§ **STATED GOAL**
Keep the pictures out and restate every record exactly.

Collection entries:
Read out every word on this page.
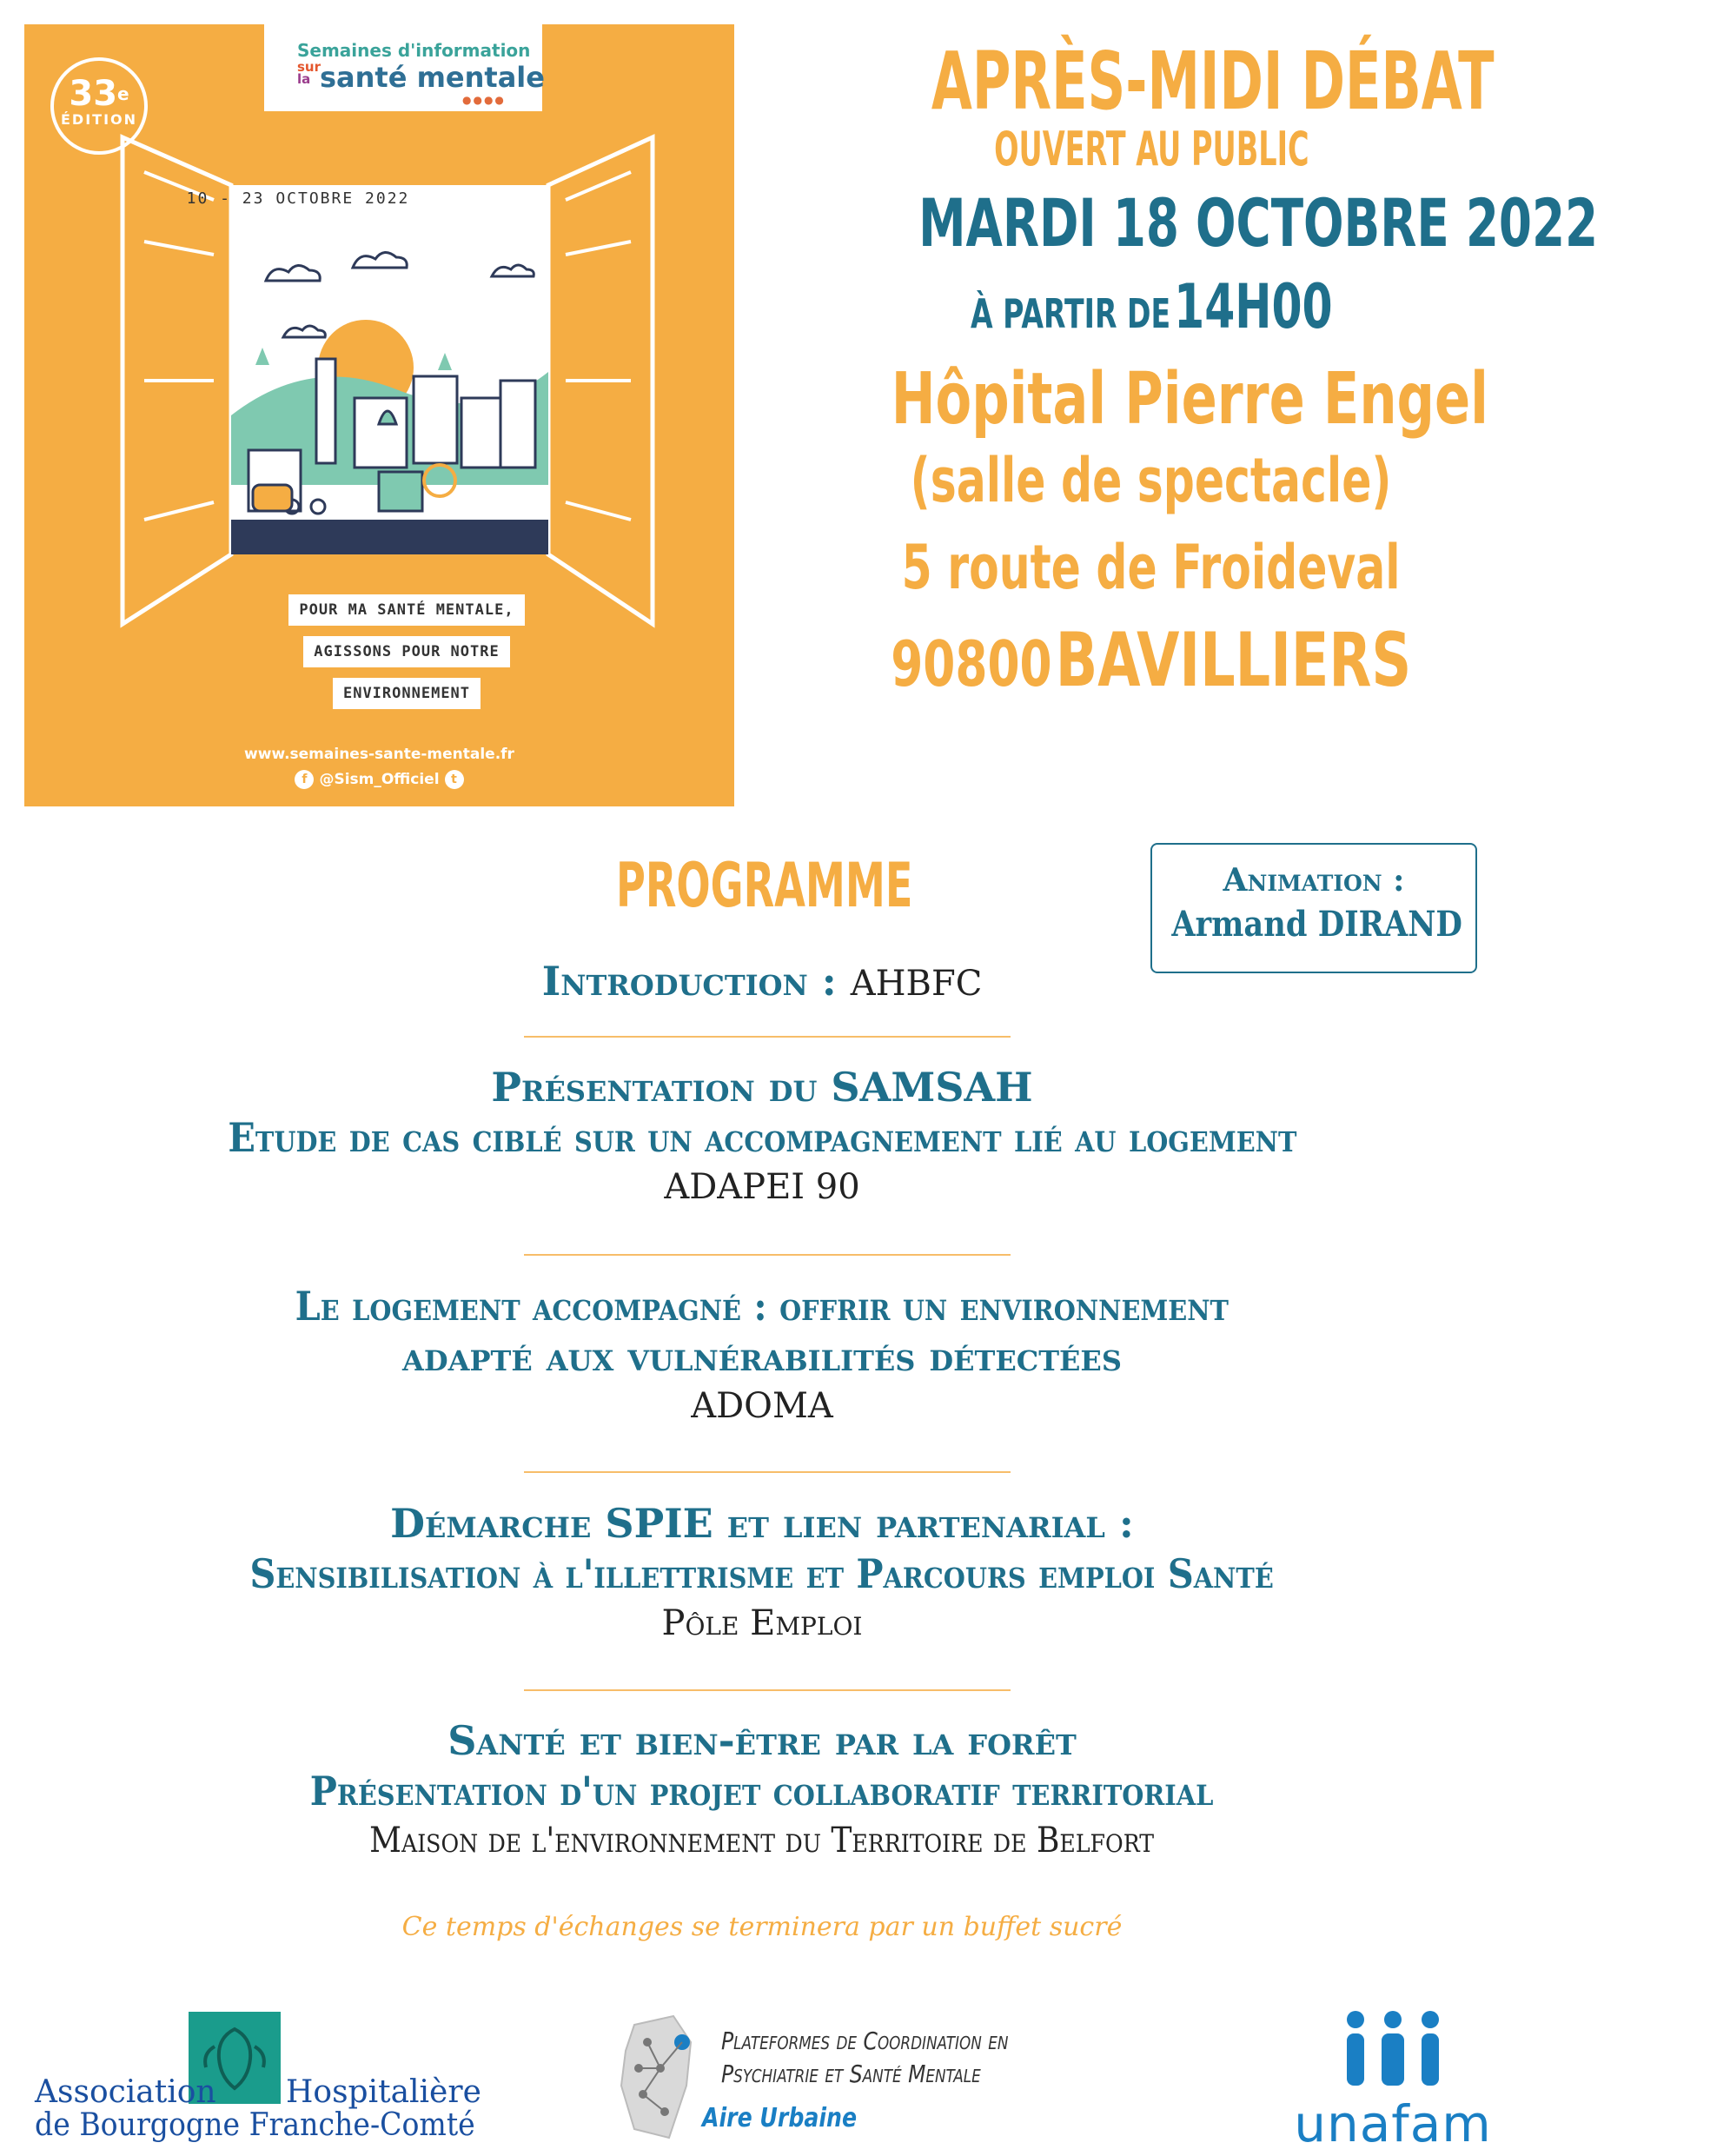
Semaines d'information
sur
la santé mentale
●●●●
33e
ÉDITION
10 - 23 OCTOBRE 2022
POUR MA SANTÉ MENTALE,
AGISSONS POUR NOTRE
ENVIRONNEMENT
www.semaines-sante-mentale.fr
f @Sism_Officiel t
APRÈS-MIDI DÉBAT
OUVERT AU PUBLIC
MARDI 18 OCTOBRE 2022
À PARTIR DE 14H00
Hôpital Pierre Engel
(salle de spectacle)
5 route de Froideval
90800 BAVILLIERS
PROGRAMME	Animation :
Armand DIRAND
Introduction : AHBFC
Présentation du SAMSAH
Etude de cas ciblé sur un accompagnement lié au logement
ADAPEI 90
Le logement accompagné : offrir un environnement
adapté aux vulnérabilités détectées
ADOMA
Démarche SPIE et lien partenarial :
Sensibilisation à l'illettrisme et Parcours emploi Santé
Pôle Emploi
Santé et bien-être par la forêt
Présentation d'un projet collaboratif territorial
Maison de l'environnement du Territoire de Belfort
Ce temps d'échanges se terminera par un buffet sucré
Association Hospitalière
de Bourgogne Franche-Comté
Plateformes de Coordination en
Psychiatrie et Santé Mentale
Aire Urbaine	unafam
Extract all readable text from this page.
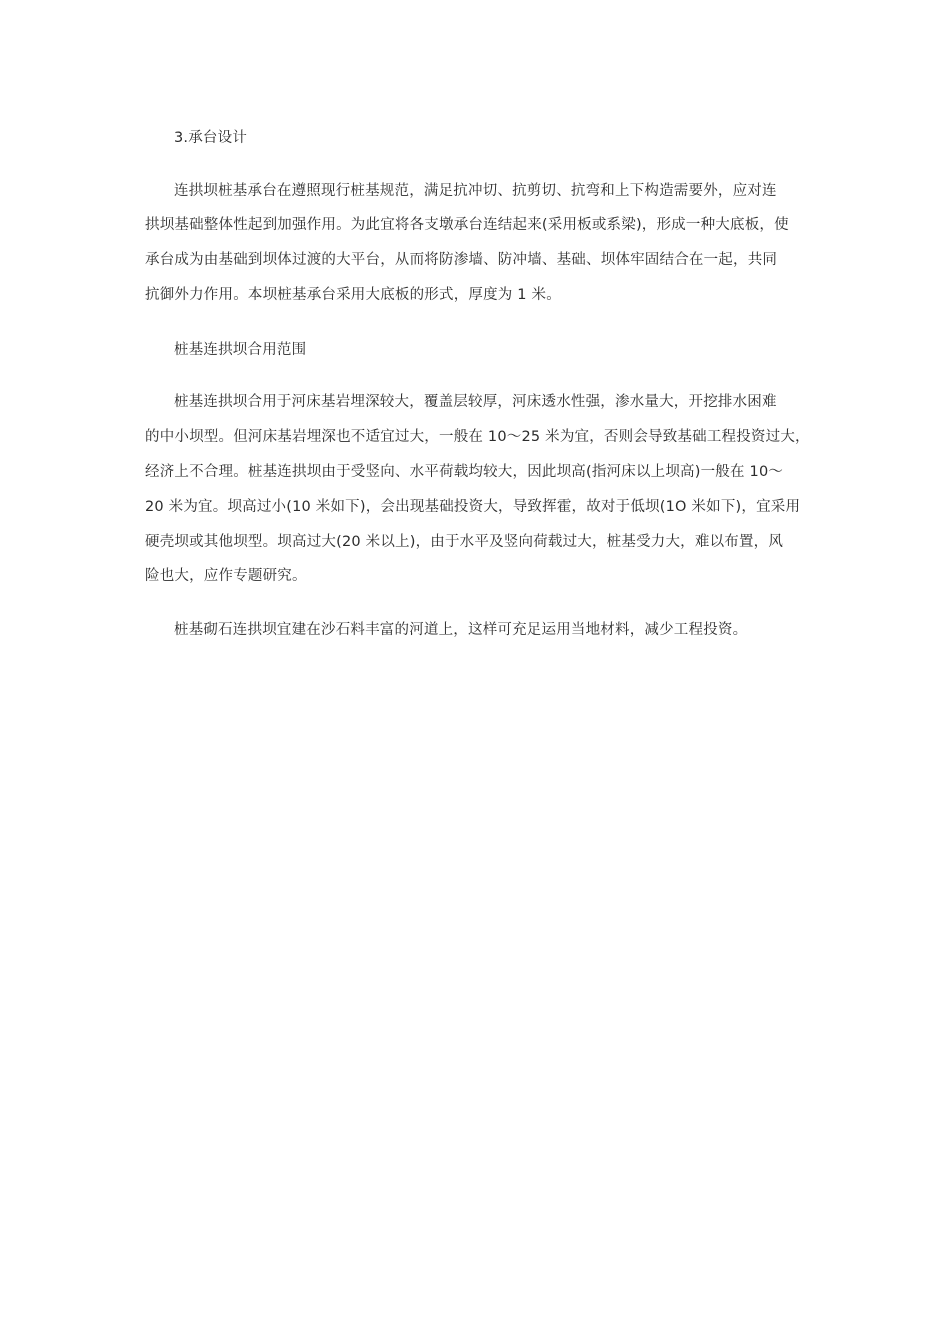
3.承台设计

连拱坝桩基承台在遵照现行桩基规范，满足抗冲切、抗剪切、抗弯和上下构造需要外，应对连

拱坝基础整体性起到加强作用。为此宜将各支墩承台连结起来(采用板或系梁)，形成一种大底板，使

承台成为由基础到坝体过渡的大平台，从而将防渗墙、防冲墙、基础、坝体牢固结合在一起，共同

抗御外力作用。本坝桩基承台采用大底板的形式，厚度为 1 米。

桩基连拱坝合用范围

桩基连拱坝合用于河床基岩埋深较大，覆盖层较厚，河床透水性强，渗水量大，开挖排水困难

的中小坝型。但河床基岩埋深也不适宜过大，一般在 10～25 米为宜，否则会导致基础工程投资过大，

经济上不合理。桩基连拱坝由于受竖向、水平荷载均较大，因此坝高(指河床以上坝高)一般在 10～

20 米为宜。坝高过小(10 米如下)，会出现基础投资大，导致挥霍，故对于低坝(1O 米如下)，宜采用

硬壳坝或其他坝型。坝高过大(20 米以上)，由于水平及竖向荷载过大，桩基受力大，难以布置，风

险也大，应作专题研究。

桩基砌石连拱坝宜建在沙石料丰富的河道上，这样可充足运用当地材料，减少工程投资。
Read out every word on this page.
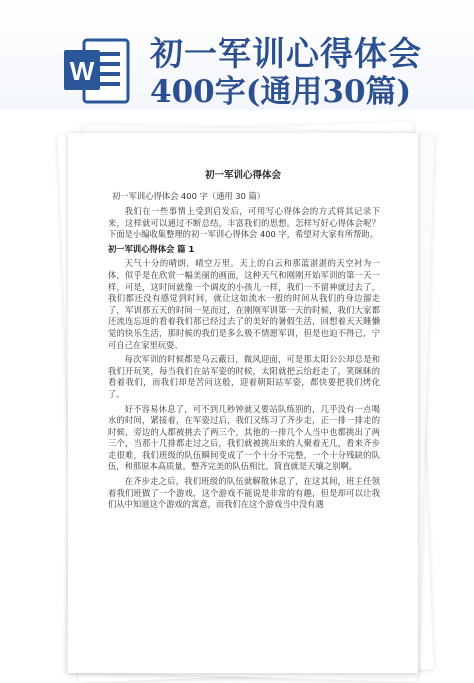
W 初一军训心得体会
400字(通用30篇)
初一军训心得体会
初一军训心得体会 400 字（通用 30 篇）

我们在一些事情上受到启发后，可用写心得体会的方式将其记录下来，这样就可以通过不断总结，丰富我们的思想。怎样写好心得体会呢？下面是小编收集整理的初一军训心得体会 400 字，希望对大家有所帮助。

初一军训心得体会 篇 1

天气十分的晴朗，晴空万里。天上的白云和那蓝湛湛的天空衬为一体，似乎是在欣赏一幅美丽的画面，这种天气和刚刚开始军训的第一天一样，可是，这时间就像一个调皮的小孩儿一样，我们一不留神就过去了，我们都还没有感觉到时间，就让这如流水一般的时间从我们的身边溜走了，军训那五天的时间一晃而过，在刚刚军训第一天的时候，我们大家都还流连忘返的看着我们那已经过去了的美好的暑假生活，回想着天天睡懒觉的快乐生活，那时候的我们是多么极不情愿军训，但是也迫不得已，宁可自己在家里玩耍。

每次军训的时候都是乌云蔽日，微风迎面，可是那太阳公公却总是和我们开玩笑，每当我们在站军姿的时候，太阳就把云给赶走了，笑眯眯的看着我们，而我们却是苦问这般，迎着朝阳站军姿，都快要把我们烤化了。

好不容易休息了，可不到几秒钟就又要站队练别的，几乎没有一点喝水的时间，紧接着，在军姿过后，我们又练习了齐步走，正一排一排走的时候，旁边的人都被挑去了两三个，其他的一排几个人当中也都挑出了两三个，当那十几排都走过之后，我们就被挑出来的人聚着无几，看来齐步走很难，我们班级的队伍瞬间变成了一个十分不完整，一个十分残缺的队伍，和那原本高质量，整齐完美的队伍相比，简直就是天壤之别啊。

在齐步走之后，我们班级的队伍就解散休息了，在这其间，班主任领着我们班做了一个游戏，这个游戏不能说是非常的有趣，但是却可以让我们从中知道这个游戏的寓意，而我们在这个游戏当中没有遇
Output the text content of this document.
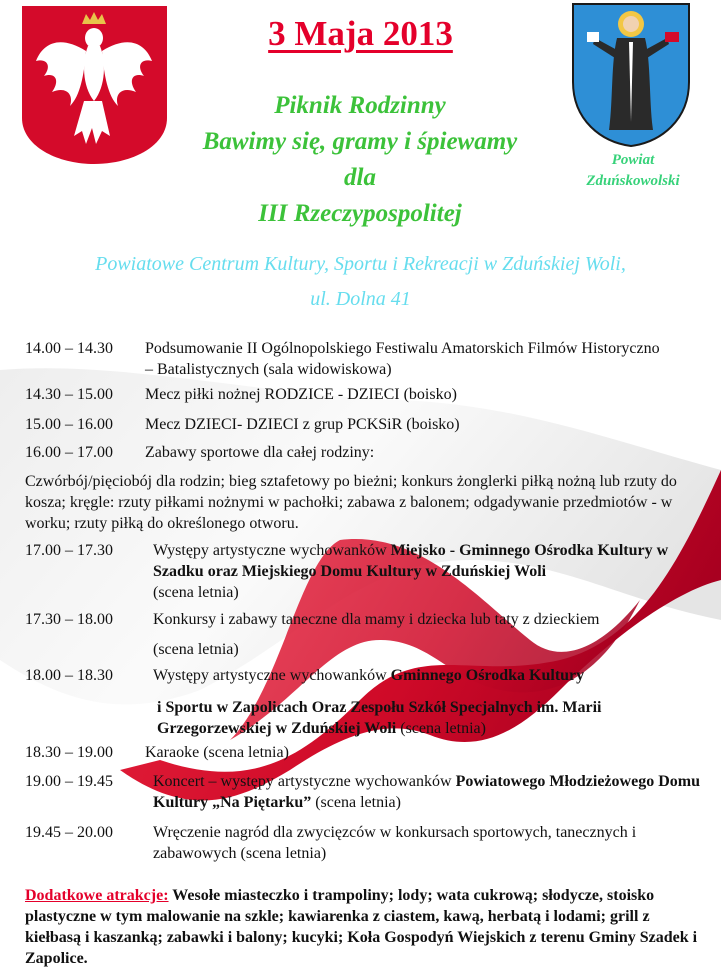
Powiat
Zduńskowolski
3 Maja 2013
Piknik Rodzinny
Bawimy się, gramy i śpiewamy
dla
III Rzeczypospolitej
Powiatowe Centrum Kultury, Sportu i Rekreacji w Zduńskiej Woli,
ul. Dolna 41
14.00 – 14.30 Podsumowanie II Ogólnopolskiego Festiwalu Amatorskich Filmów Historyczno – Batalistycznych (sala widowiskowa)
14.30 – 15.00 Mecz piłki nożnej RODZICE - DZIECI (boisko)
15.00 – 16.00 Mecz DZIECI- DZIECI z grup PCKSiR (boisko)
16.00 – 17.00 Zabawy sportowe dla całej rodziny:
Czwórbój/pięciobój dla rodzin; bieg sztafetowy po bieżni; konkurs żonglerki piłką nożną lub rzuty do kosza; kręgle: rzuty piłkami nożnymi w pachołki; zabawa z balonem; odgadywanie przedmiotów - w worku; rzuty piłką do określonego otworu.
17.00 – 17.30	Występy artystyczne wychowanków Miejsko - Gminnego Ośrodka Kultury w Szadku oraz Miejskiego Domu Kultury w Zduńskiej Woli
(scena letnia)
17.30 – 18.00	Konkursy i zabawy taneczne dla mamy i dziecka lub taty z dzieckiem
(scena letnia)
18.00 – 18.30	Występy artystyczne wychowanków Gminnego Ośrodka Kultury
i Sportu w Zapolicach Oraz Zespołu Szkół Specjalnych im. Marii Grzegorzewskiej w Zduńskiej Woli (scena letnia)
18.30 – 19.00 Karaoke (scena letnia)
19.00 – 19.45	Koncert – występy artystyczne wychowanków Powiatowego Młodzieżowego Domu Kultury „Na Piętarku” (scena letnia)
19.45 – 20.00	Wręczenie nagród dla zwycięzców w konkursach sportowych, tanecznych i zabawowych (scena letnia)
Dodatkowe atrakcje: Wesołe miasteczko i trampoliny; lody; wata cukrową; słodycze, stoisko plastyczne w tym malowanie na szkle; kawiarenka z ciastem, kawą, herbatą i lodami; grill z kiełbasą i kaszanką; zabawki i balony; kucyki; Koła Gospodyń Wiejskich z terenu Gminy Szadek i Zapolice.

§ **ANSWER TO THE PROBLEM**
Read out every word on this page.
Semaines d'information
sur
la santé mentale
●●●●
33e
ÉDITION
10 - 23 OCTOBRE 2022
POUR MA SANTÉ MENTALE,
AGISSONS POUR NOTRE
ENVIRONNEMENT
www.semaines-sante-mentale.fr
f @Sism_Officiel t
APRÈS-MIDI DÉBAT
OUVERT AU PUBLIC
MARDI 18 OCTOBRE 2022
À PARTIR DE 14H00
Hôpital Pierre Engel
(salle de spectacle)
5 route de Froideval
90800 BAVILLIERS
PROGRAMME	Animation :
Armand DIRAND
Introduction : AHBFC
Présentation du SAMSAH
Etude de cas ciblé sur un accompagnement lié au logement
ADAPEI 90
Le logement accompagné : offrir un environnement
adapté aux vulnérabilités détectées
ADOMA
Démarche SPIE et lien partenarial :
Sensibilisation à l'illettrisme et Parcours emploi Santé
Pôle Emploi
Santé et bien-être par la forêt
Présentation d'un projet collaboratif territorial
Maison de l'environnement du Territoire de Belfort
Ce temps d'échanges se terminera par un buffet sucré
Association Hospitalière
de Bourgogne Franche-Comté
Plateformes de Coordination en
Psychiatrie et Santé Mentale
Aire Urbaine	unafam
Extract all readable text from this page.
3.承台设计

连拱坝桩基承台在遵照现行桩基规范，满足抗冲切、抗剪切、抗弯和上下构造需要外，应对连

拱坝基础整体性起到加强作用。为此宜将各支墩承台连结起来(采用板或系梁)，形成一种大底板，使

承台成为由基础到坝体过渡的大平台，从而将防渗墙、防冲墙、基础、坝体牢固结合在一起，共同

抗御外力作用。本坝桩基承台采用大底板的形式，厚度为 1 米。

桩基连拱坝合用范围

桩基连拱坝合用于河床基岩埋深较大，覆盖层较厚，河床透水性强，渗水量大，开挖排水困难

的中小坝型。但河床基岩埋深也不适宜过大，一般在 10～25 米为宜，否则会导致基础工程投资过大，

经济上不合理。桩基连拱坝由于受竖向、水平荷载均较大，因此坝高(指河床以上坝高)一般在 10～

20 米为宜。坝高过小(10 米如下)，会出现基础投资大，导致挥霍，故对于低坝(1O 米如下)，宜采用

硬壳坝或其他坝型。坝高过大(20 米以上)，由于水平及竖向荷载过大，桩基受力大，难以布置，风

险也大，应作专题研究。

桩基砌石连拱坝宜建在沙石料丰富的河道上，这样可充足运用当地材料，减少工程投资。
Read out every word on this page.
W 初一军训心得体会
400字(通用30篇)
初一军训心得体会
初一军训心得体会 400 字（通用 30 篇）

我们在一些事情上受到启发后，可用写心得体会的方式将其记录下来，这样就可以通过不断总结，丰富我们的思想。怎样写好心得体会呢？下面是小编收集整理的初一军训心得体会 400 字，希望对大家有所帮助。

初一军训心得体会 篇 1

天气十分的晴朗，晴空万里。天上的白云和那蓝湛湛的天空衬为一体，似乎是在欣赏一幅美丽的画面，这种天气和刚刚开始军训的第一天一样，可是，这时间就像一个调皮的小孩儿一样，我们一不留神就过去了，我们都还没有感觉到时间，就让这如流水一般的时间从我们的身边溜走了，军训那五天的时间一晃而过，在刚刚军训第一天的时候，我们大家都还流连忘返的看着我们那已经过去了的美好的暑假生活，回想着天天睡懒觉的快乐生活，那时候的我们是多么极不情愿军训，但是也迫不得已，宁可自己在家里玩耍。

每次军训的时候都是乌云蔽日，微风迎面，可是那太阳公公却总是和我们开玩笑，每当我们在站军姿的时候，太阳就把云给赶走了，笑眯眯的看着我们，而我们却是苦问这般，迎着朝阳站军姿，都快要把我们烤化了。

好不容易休息了，可不到几秒钟就又要站队练别的，几乎没有一点喝水的时间，紧接着，在军姿过后，我们又练习了齐步走，正一排一排走的时候，旁边的人都被挑去了两三个，其他的一排几个人当中也都挑出了两三个，当那十几排都走过之后，我们就被挑出来的人聚着无几，看来齐步走很难，我们班级的队伍瞬间变成了一个十分不完整，一个十分残缺的队伍，和那原本高质量，整齐完美的队伍相比，简直就是天壤之别啊。

在齐步走之后，我们班级的队伍就解散休息了，在这其间，班主任领着我们班做了一个游戏，这个游戏不能说是非常的有趣，但是却可以让我们从中知道这个游戏的寓意，而我们在这个游戏当中没有遇
Output the text content of this document.
Powiat
Zduńskowolski
3 Maja 2013
Piknik Rodzinny
Bawimy się, gramy i śpiewamy
dla
III Rzeczypospolitej
Powiatowe Centrum Kultury, Sportu i Rekreacji w Zduńskiej Woli,
ul. Dolna 41
14.00 – 14.30 Podsumowanie II Ogólnopolskiego Festiwalu Amatorskich Filmów Historyczno – Batalistycznych (sala widowiskowa)
14.30 – 15.00 Mecz piłki nożnej RODZICE - DZIECI (boisko)
15.00 – 16.00 Mecz DZIECI- DZIECI z grup PCKSiR (boisko)
16.00 – 17.00 Zabawy sportowe dla całej rodziny:
Czwórbój/pięciobój dla rodzin; bieg sztafetowy po bieżni; konkurs żonglerki piłką nożną lub rzuty do kosza; kręgle: rzuty piłkami nożnymi w pachołki; zabawa z balonem; odgadywanie przedmiotów - w worku; rzuty piłką do określonego otworu.
17.00 – 17.30	Występy artystyczne wychowanków Miejsko - Gminnego Ośrodka Kultury w Szadku oraz Miejskiego Domu Kultury w Zduńskiej Woli
(scena letnia)
17.30 – 18.00	Konkursy i zabawy taneczne dla mamy i dziecka lub taty z dzieckiem
(scena letnia)
18.00 – 18.30	Występy artystyczne wychowanków Gminnego Ośrodka Kultury
i Sportu w Zapolicach Oraz Zespołu Szkół Specjalnych im. Marii Grzegorzewskiej w Zduńskiej Woli (scena letnia)
18.30 – 19.00 Karaoke (scena letnia)
19.00 – 19.45	Koncert – występy artystyczne wychowanków Powiatowego Młodzieżowego Domu Kultury „Na Piętarku” (scena letnia)
19.45 – 20.00	Wręczenie nagród dla zwycięzców w konkursach sportowych, tanecznych i zabawowych (scena letnia)
Dodatkowe atrakcje: Wesołe miasteczko i trampoliny; lody; wata cukrową; słodycze, stoisko plastyczne w tym malowanie na szkle; kawiarenka z ciastem, kawą, herbatą i lodami; grill z kiełbasą i kaszanką; zabawki i balony; kucyki; Koła Gospodyń Wiejskich z terenu Gminy Szadek i Zapolice.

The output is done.